WHAT IS REQUIRED:
Reproduce every entry exactly and leave its pictures out.

────────────────────────────────────────

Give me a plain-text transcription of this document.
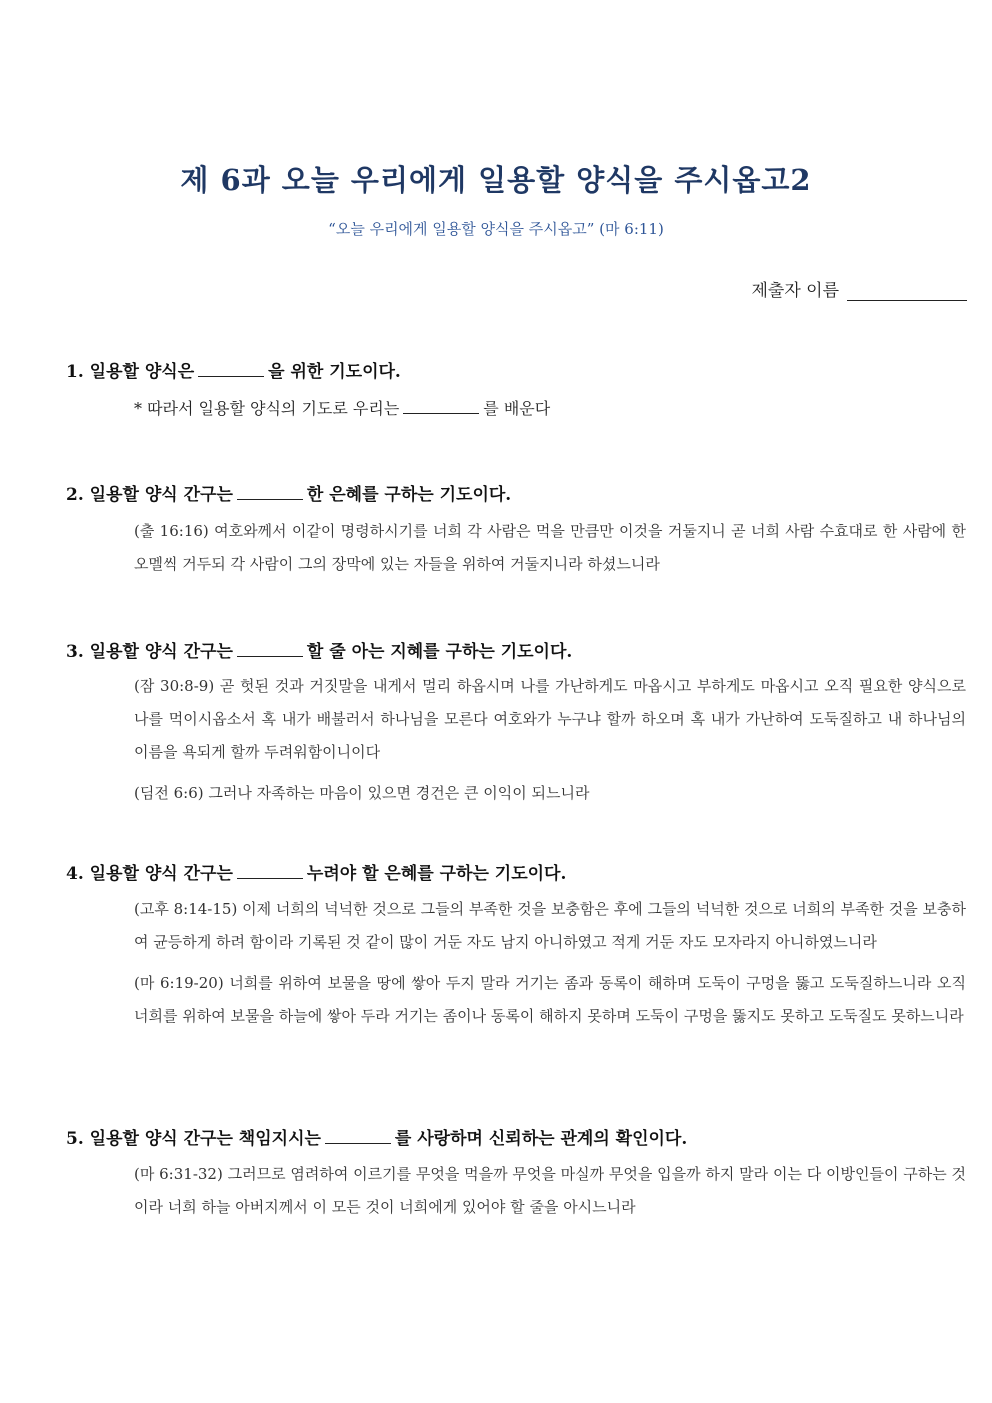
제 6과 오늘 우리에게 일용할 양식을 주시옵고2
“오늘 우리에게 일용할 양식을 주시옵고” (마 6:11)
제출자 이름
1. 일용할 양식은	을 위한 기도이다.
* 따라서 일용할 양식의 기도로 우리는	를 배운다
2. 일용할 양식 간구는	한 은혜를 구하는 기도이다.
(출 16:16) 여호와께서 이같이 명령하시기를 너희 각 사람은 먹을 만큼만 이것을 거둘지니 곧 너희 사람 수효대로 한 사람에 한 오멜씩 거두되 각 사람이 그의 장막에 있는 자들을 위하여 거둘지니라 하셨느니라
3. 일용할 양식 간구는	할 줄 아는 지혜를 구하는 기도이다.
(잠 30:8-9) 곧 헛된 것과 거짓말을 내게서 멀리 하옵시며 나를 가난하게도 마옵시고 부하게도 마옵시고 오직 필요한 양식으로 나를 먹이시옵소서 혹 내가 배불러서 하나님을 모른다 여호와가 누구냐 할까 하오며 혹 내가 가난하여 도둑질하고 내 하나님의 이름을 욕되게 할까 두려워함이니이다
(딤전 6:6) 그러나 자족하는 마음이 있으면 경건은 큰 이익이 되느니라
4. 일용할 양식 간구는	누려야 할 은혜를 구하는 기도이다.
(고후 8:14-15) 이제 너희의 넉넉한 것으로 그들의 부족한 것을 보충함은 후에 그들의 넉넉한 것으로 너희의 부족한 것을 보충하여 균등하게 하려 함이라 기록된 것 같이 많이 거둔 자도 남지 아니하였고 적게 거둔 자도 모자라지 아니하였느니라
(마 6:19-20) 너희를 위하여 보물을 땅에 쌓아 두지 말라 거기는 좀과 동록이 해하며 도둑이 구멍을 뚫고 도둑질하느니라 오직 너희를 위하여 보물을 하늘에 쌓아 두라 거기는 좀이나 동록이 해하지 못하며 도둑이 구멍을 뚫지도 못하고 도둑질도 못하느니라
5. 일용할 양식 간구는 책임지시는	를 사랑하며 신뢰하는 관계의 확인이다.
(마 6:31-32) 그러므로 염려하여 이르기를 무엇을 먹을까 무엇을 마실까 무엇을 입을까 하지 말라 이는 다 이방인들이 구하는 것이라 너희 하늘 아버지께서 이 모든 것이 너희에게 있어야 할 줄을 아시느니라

────────────────────────────────────────

TASK RESULT:
Give me a plain-text transcription of this document.
제 6과 오늘 우리에게 일용할 양식을 주시옵고2
“오늘 우리에게 일용할 양식을 주시옵고” (마 6:11)
제출자 이름
1. 일용할 양식은	을 위한 기도이다.
* 따라서 일용할 양식의 기도로 우리는	를 배운다
2. 일용할 양식 간구는	한 은혜를 구하는 기도이다.
(출 16:16) 여호와께서 이같이 명령하시기를 너희 각 사람은 먹을 만큼만 이것을 거둘지니 곧 너희 사람 수효대로 한 사람에 한 오멜씩 거두되 각 사람이 그의 장막에 있는 자들을 위하여 거둘지니라 하셨느니라
3. 일용할 양식 간구는	할 줄 아는 지혜를 구하는 기도이다.
(잠 30:8-9) 곧 헛된 것과 거짓말을 내게서 멀리 하옵시며 나를 가난하게도 마옵시고 부하게도 마옵시고 오직 필요한 양식으로 나를 먹이시옵소서 혹 내가 배불러서 하나님을 모른다 여호와가 누구냐 할까 하오며 혹 내가 가난하여 도둑질하고 내 하나님의 이름을 욕되게 할까 두려워함이니이다
(딤전 6:6) 그러나 자족하는 마음이 있으면 경건은 큰 이익이 되느니라
4. 일용할 양식 간구는	누려야 할 은혜를 구하는 기도이다.
(고후 8:14-15) 이제 너희의 넉넉한 것으로 그들의 부족한 것을 보충함은 후에 그들의 넉넉한 것으로 너희의 부족한 것을 보충하여 균등하게 하려 함이라 기록된 것 같이 많이 거둔 자도 남지 아니하였고 적게 거둔 자도 모자라지 아니하였느니라
(마 6:19-20) 너희를 위하여 보물을 땅에 쌓아 두지 말라 거기는 좀과 동록이 해하며 도둑이 구멍을 뚫고 도둑질하느니라 오직 너희를 위하여 보물을 하늘에 쌓아 두라 거기는 좀이나 동록이 해하지 못하며 도둑이 구멍을 뚫지도 못하고 도둑질도 못하느니라
5. 일용할 양식 간구는 책임지시는	를 사랑하며 신뢰하는 관계의 확인이다.
(마 6:31-32) 그러므로 염려하여 이르기를 무엇을 먹을까 무엇을 마실까 무엇을 입을까 하지 말라 이는 다 이방인들이 구하는 것이라 너희 하늘 아버지께서 이 모든 것이 너희에게 있어야 할 줄을 아시느니라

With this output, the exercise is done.